--- start SOURCE DATA ---

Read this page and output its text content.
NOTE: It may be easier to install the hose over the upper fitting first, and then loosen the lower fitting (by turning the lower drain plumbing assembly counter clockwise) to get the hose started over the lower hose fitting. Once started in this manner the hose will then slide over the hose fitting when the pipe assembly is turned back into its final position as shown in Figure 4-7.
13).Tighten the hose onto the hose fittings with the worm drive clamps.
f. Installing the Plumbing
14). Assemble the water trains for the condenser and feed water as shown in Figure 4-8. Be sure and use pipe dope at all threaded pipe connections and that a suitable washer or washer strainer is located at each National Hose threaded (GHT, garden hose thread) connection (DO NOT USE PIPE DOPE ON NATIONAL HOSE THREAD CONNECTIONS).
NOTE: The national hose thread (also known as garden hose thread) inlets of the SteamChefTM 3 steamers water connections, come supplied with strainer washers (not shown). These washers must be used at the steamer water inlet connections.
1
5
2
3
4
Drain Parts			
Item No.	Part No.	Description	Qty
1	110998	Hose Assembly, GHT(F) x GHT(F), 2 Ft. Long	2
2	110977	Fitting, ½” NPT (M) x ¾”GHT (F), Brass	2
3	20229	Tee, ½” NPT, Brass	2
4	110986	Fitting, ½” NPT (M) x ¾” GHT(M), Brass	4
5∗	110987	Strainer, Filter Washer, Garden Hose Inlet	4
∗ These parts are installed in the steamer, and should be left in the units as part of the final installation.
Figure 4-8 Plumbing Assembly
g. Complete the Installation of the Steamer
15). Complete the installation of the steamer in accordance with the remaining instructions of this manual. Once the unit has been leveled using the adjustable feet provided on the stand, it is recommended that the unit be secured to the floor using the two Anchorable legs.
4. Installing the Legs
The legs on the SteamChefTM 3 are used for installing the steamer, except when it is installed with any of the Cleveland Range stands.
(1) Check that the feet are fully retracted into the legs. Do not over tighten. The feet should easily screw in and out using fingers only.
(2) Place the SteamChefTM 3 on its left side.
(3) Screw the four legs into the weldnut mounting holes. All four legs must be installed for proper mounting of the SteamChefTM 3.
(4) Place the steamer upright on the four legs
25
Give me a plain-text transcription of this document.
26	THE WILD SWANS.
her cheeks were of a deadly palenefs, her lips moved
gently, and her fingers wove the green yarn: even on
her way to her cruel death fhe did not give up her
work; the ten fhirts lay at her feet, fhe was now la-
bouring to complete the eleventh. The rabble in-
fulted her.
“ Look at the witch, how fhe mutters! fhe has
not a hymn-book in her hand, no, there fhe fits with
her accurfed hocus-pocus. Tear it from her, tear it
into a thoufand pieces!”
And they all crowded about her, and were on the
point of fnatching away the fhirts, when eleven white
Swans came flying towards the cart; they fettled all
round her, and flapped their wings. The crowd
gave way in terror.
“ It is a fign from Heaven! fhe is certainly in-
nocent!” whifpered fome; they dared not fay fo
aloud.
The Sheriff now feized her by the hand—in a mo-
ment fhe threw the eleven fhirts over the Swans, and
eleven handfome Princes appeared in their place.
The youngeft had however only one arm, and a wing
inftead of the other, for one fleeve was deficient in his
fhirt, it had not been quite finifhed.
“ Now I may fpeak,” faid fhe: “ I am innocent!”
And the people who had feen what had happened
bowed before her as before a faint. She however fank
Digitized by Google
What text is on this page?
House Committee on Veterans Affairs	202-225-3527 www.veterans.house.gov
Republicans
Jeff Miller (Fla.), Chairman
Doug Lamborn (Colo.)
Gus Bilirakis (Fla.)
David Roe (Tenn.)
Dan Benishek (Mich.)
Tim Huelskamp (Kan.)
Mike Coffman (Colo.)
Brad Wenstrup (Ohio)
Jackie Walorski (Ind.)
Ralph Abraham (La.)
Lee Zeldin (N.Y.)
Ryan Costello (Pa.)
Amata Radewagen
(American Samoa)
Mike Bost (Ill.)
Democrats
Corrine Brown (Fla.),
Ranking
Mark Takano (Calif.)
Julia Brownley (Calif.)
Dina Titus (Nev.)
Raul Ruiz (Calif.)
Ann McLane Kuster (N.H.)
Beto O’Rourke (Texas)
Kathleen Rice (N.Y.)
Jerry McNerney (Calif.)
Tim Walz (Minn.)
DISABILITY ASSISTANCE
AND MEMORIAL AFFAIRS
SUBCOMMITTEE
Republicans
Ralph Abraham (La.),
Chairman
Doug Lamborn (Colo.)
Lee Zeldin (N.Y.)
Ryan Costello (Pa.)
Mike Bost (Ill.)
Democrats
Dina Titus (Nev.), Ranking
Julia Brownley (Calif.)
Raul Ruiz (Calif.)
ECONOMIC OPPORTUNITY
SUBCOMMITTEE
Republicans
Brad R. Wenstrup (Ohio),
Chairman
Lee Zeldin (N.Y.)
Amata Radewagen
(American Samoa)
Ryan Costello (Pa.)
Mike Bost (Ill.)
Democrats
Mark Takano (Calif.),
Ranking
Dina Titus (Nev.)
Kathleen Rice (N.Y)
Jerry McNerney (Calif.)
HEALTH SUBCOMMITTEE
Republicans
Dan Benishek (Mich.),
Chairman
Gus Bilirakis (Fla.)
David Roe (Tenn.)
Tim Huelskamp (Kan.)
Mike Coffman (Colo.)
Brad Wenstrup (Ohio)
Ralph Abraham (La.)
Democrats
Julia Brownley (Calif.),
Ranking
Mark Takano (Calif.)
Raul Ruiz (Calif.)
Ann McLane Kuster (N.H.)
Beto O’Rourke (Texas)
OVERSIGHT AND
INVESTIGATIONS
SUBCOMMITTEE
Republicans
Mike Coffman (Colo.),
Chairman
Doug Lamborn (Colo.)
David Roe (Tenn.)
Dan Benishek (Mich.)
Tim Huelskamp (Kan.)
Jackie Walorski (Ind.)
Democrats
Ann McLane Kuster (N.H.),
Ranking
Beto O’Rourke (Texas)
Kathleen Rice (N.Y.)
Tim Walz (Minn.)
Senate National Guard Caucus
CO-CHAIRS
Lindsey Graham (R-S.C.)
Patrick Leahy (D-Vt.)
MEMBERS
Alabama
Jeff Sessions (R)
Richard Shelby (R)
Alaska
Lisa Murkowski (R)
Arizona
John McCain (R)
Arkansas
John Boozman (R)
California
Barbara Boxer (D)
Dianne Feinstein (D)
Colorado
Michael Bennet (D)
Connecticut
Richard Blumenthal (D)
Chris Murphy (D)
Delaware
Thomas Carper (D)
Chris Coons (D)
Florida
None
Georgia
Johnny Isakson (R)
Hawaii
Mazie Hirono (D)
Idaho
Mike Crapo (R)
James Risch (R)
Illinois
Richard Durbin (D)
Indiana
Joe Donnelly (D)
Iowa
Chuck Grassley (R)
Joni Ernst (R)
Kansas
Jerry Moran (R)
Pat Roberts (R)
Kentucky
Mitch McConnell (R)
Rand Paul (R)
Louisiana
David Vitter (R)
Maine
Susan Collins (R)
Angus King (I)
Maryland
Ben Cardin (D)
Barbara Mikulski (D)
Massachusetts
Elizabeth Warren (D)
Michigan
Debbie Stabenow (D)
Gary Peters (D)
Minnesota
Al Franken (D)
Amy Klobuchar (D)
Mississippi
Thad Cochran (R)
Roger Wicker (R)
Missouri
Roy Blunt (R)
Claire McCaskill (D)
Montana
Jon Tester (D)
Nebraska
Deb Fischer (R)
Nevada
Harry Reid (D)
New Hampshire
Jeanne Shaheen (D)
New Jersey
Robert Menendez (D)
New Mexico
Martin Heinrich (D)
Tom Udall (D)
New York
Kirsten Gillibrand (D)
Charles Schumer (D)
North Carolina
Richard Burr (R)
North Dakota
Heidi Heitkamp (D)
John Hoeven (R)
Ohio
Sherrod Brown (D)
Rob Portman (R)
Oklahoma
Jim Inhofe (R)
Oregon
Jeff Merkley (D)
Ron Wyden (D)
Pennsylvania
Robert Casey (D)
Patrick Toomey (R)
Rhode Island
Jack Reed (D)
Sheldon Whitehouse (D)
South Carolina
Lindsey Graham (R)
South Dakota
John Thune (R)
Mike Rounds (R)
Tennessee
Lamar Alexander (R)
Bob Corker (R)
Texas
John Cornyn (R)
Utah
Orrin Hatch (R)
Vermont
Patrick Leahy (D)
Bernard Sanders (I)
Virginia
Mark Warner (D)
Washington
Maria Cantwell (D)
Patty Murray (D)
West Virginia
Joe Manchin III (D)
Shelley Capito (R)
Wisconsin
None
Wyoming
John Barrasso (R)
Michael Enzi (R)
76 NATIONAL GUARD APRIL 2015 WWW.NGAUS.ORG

--- end SOURCE DATA ---

WHAT IS NEEDED:
From the listing above, copy out each line where the word "that" appears.

ANSWER FOR THE TASK:
14). Assemble the water trains for the condenser and feed water as shown in Figure 4-8. Be sure and use pipe dope at all threaded pipe connections and that a suitable washer or washer strainer is located at each National Hose threaded (GHT, garden hose thread) connection (DO NOT USE PIPE DOPE ON NATIONAL HOSE THREAD CONNECTIONS).
15). Complete the installation of the steamer in accordance with the remaining instructions of this manual. Once the unit has been leveled using the adjustable feet provided on the stand, it is recommended that the unit be secured to the floor using the two Anchorable legs.
(1) Check that the feet are fully retracted into the legs. Do not over tighten. The feet should easily screw in and out using fingers only.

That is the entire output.